- **Given request 1**
Copy the text on road construction edits word for word, covering the stretch from "Hello, please be" through "updated it. Thanks.".

- **Selected excerpt**
Thank you for letting me know. These edits appear to all be incorrect and I have reverted them and left them a comment. This person seems to be a bit reckless with their changes, as they are updating highway construction through StreetComplete seemingly without checking if the roads are open first. In fact, I don't believe there's any actual surveying going on as they site in their source, in person or through online sources, since they're rapidly editing all over the place. Previously, they incorrectly updated a road near where I live that had only started construction this year (and is still going through the grading process) to a completed road. If you at some point come across any more edits of theirs that seem suspicious (especially roads around the Virginia/DMV area), I'll gladly look into them.

160531993 about 1 year ago

Hello, please be more careful when updating under-construction roads. The two under-construction highway ramps you changed to open motorway links no longer exists, and the section of Commerce road which was tagged as under construction is not open yet and was not given proper highway tags when you updated it. Thanks.

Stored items
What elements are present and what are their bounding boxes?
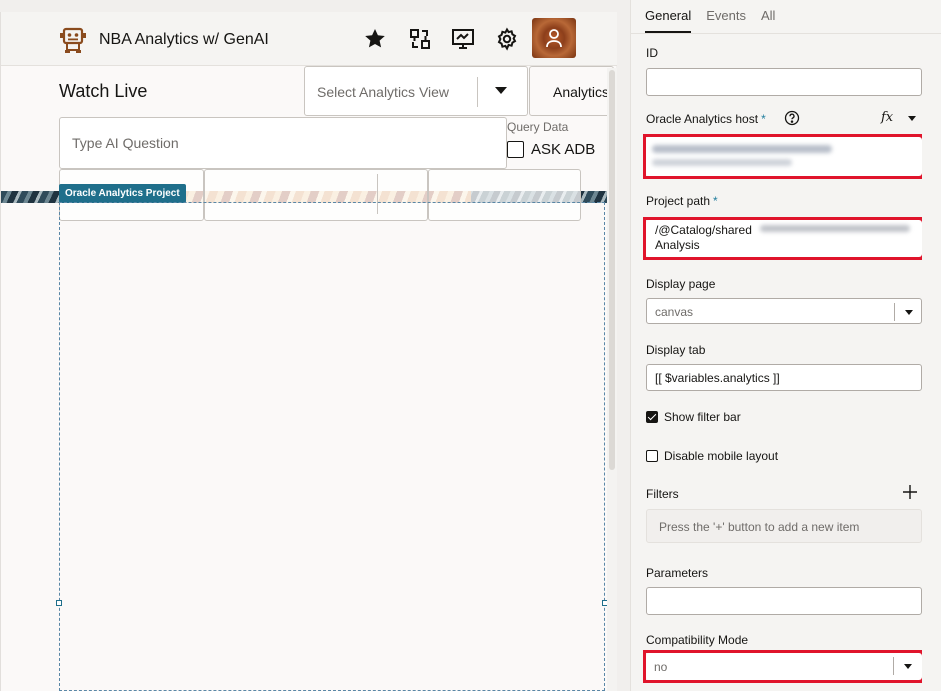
chevron-down-icon[interactable]	[495, 87, 507, 94]
display-page-label: Display page	[646, 277, 716, 291]
host-label: Oracle Analytics host *	[646, 112, 766, 126]
component-badge: Oracle Analytics Project	[59, 184, 186, 203]
display-tab-value: [[ $variables.analytics ]]	[655, 371, 780, 385]
display-tab-input[interactable]: [[ $variables.analytics ]]	[646, 364, 922, 391]
required-marker: *	[761, 112, 766, 126]
presentation-icon[interactable]	[450, 26, 476, 52]
app-title: NBA Analytics w/ GenAI	[99, 31, 269, 48]
diagram-icon[interactable]	[407, 26, 433, 52]
analytics-view-placeholder: Select Analytics View	[317, 84, 450, 100]
oracle-analytics-project-component[interactable]	[59, 202, 605, 691]
project-path-line2: Analysis	[655, 238, 700, 252]
show-filter-bar-checkbox[interactable]: Show filter bar	[646, 410, 741, 424]
app-header: NBA Analytics w/ GenAI	[1, 12, 617, 66]
star-icon[interactable]	[362, 26, 388, 52]
disable-mobile-label: Disable mobile layout	[664, 449, 779, 463]
project-path-label-text: Project path	[646, 194, 711, 208]
required-marker: *	[713, 194, 718, 208]
analytics-button-label: Analytics	[553, 84, 610, 100]
user-avatar-icon[interactable]	[532, 18, 576, 58]
parameters-label: Parameters	[646, 566, 709, 580]
tab-all[interactable]: All	[761, 8, 775, 33]
host-input[interactable]	[646, 137, 922, 176]
redacted-host-2	[652, 159, 792, 166]
chevron-down-icon[interactable]	[905, 310, 913, 315]
redacted-host	[652, 145, 832, 153]
resize-handle-left[interactable]	[56, 600, 62, 606]
compat-label: Compatibility Mode	[646, 633, 749, 647]
compat-value: no	[654, 660, 668, 674]
select-divider	[477, 77, 478, 107]
project-path-line1: /@Catalog/shared	[655, 223, 752, 237]
show-filter-bar-label: Show filter bar	[664, 410, 741, 424]
id-input[interactable]	[646, 68, 922, 96]
robot-logo-icon	[59, 26, 87, 54]
app-preview: NBA Analytics w/ GenAI Watch Live Select…	[0, 12, 617, 691]
tab-events[interactable]: Events	[706, 8, 746, 33]
fx-chevron-down-icon[interactable]	[908, 116, 916, 121]
redacted-path	[760, 225, 910, 232]
display-page-value: canvas	[655, 305, 694, 319]
analytics-view-select[interactable]: Select Analytics View	[304, 66, 528, 116]
add-filter-plus-icon[interactable]	[903, 485, 917, 504]
compat-select[interactable]: no	[646, 653, 922, 680]
checkbox-icon[interactable]	[646, 450, 658, 462]
fx-button[interactable]: fx	[881, 110, 893, 125]
gear-icon[interactable]	[494, 26, 520, 52]
filters-label: Filters	[646, 487, 679, 501]
ai-question-field[interactable]	[59, 117, 507, 169]
project-path-label: Project path *	[646, 194, 718, 208]
ask-adb-label: ASK ADB	[531, 141, 596, 158]
checkbox-checked-icon[interactable]	[646, 411, 658, 423]
watch-live-heading: Watch Live	[59, 81, 148, 101]
tab-general[interactable]: General	[645, 8, 692, 33]
question-circle-icon[interactable]	[784, 110, 800, 131]
designer-canvas: NBA Analytics w/ GenAI Watch Live Select…	[0, 0, 630, 691]
analytics-button[interactable]: Analytics	[529, 66, 614, 116]
display-tab-label: Display tab	[646, 343, 706, 357]
host-label-text: Oracle Analytics host	[646, 112, 759, 126]
tabs-divider	[631, 33, 941, 34]
ask-adb-checkbox[interactable]: ASK ADB	[507, 141, 595, 158]
disable-mobile-checkbox[interactable]: Disable mobile layout	[646, 449, 778, 463]
parameters-input[interactable]	[646, 587, 922, 615]
properties-tabs: General Events All	[645, 8, 790, 33]
properties-panel: General Events All ID Oracle Analytics h…	[630, 0, 941, 691]
select-divider	[893, 657, 894, 675]
project-path-input[interactable]: /@Catalog/shared Analysis	[646, 220, 922, 257]
checkbox-icon[interactable]	[507, 141, 524, 158]
id-label: ID	[646, 46, 658, 60]
ai-question-input[interactable]	[72, 135, 492, 151]
scrollbar-thumb[interactable]	[609, 70, 615, 470]
filters-empty-text: Press the '+' button to add a new item	[659, 520, 860, 534]
query-data-label: Query Data	[507, 120, 569, 134]
select-divider	[894, 303, 895, 321]
display-page-select[interactable]: canvas	[646, 298, 922, 324]
filters-empty-list: Press the '+' button to add a new item	[646, 509, 922, 543]
chevron-down-icon[interactable]	[904, 664, 912, 669]
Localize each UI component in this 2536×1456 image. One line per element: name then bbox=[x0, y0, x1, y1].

- **Given request 2**
Take the stretch of the listing from the line containing "87, 507, 94]" through the line containing "display-tab-value: [[ $variables.analytics" and rewrite it with "Display page" changed to "Landing page". Leave everything else in those lines as it is, and give only those lines.

- **Full solution 1**
Hello, please be more careful when updating under-construction roads. The two under-construction highway ramps you changed to open motorway links no longer exists, and the section of Commerce road which was tagged as under construction is not open yet and was not given proper highway tags when you updated it. Thanks.

- **Full solution 2**
chevron-down-icon[interactable]	[495, 87, 507, 94]
display-page-label: Landing page	[646, 277, 716, 291]
host-label: Oracle Analytics host *	[646, 112, 766, 126]
component-badge: Oracle Analytics Project	[59, 184, 186, 203]
display-tab-value: [[ $variables.analytics ]]	[655, 371, 780, 385]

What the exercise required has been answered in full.